§ **Working data**:
▬▬▬▬▬▬▬▬▬▬
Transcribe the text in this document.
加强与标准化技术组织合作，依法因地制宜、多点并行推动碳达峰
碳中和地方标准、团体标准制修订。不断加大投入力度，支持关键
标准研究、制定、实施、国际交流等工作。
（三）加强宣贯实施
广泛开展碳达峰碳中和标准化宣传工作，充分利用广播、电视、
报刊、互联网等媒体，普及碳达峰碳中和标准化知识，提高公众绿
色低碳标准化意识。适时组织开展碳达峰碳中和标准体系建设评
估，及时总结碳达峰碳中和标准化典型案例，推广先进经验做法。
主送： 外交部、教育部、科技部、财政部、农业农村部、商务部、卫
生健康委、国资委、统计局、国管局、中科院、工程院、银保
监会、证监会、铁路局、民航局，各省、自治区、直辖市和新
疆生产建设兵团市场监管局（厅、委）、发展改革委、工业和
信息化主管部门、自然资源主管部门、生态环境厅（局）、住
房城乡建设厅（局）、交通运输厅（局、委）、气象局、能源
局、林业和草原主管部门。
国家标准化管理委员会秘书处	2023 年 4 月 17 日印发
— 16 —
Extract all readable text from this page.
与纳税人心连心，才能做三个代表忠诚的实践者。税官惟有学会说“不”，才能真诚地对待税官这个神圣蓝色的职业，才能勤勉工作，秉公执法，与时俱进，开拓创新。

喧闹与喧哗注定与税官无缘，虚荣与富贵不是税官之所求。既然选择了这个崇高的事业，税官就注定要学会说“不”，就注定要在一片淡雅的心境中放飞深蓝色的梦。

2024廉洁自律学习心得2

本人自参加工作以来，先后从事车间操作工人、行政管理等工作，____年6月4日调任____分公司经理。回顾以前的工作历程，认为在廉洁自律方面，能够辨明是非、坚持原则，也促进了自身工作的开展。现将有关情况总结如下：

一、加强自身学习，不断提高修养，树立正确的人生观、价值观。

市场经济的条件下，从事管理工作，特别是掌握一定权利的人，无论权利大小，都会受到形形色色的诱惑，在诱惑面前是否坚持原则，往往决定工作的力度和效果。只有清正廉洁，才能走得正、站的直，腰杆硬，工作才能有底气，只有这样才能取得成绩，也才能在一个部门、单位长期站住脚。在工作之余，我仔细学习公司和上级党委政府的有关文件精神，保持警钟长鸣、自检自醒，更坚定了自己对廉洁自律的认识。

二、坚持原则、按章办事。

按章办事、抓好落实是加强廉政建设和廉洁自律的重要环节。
▬▬▬▬▬▬▬▬▬▬
§ **The task**: Copy every line above in which the string "this" shows up.

§ **Exercise answer**:
Transcribe the text in this document.
Extract all readable text from this page.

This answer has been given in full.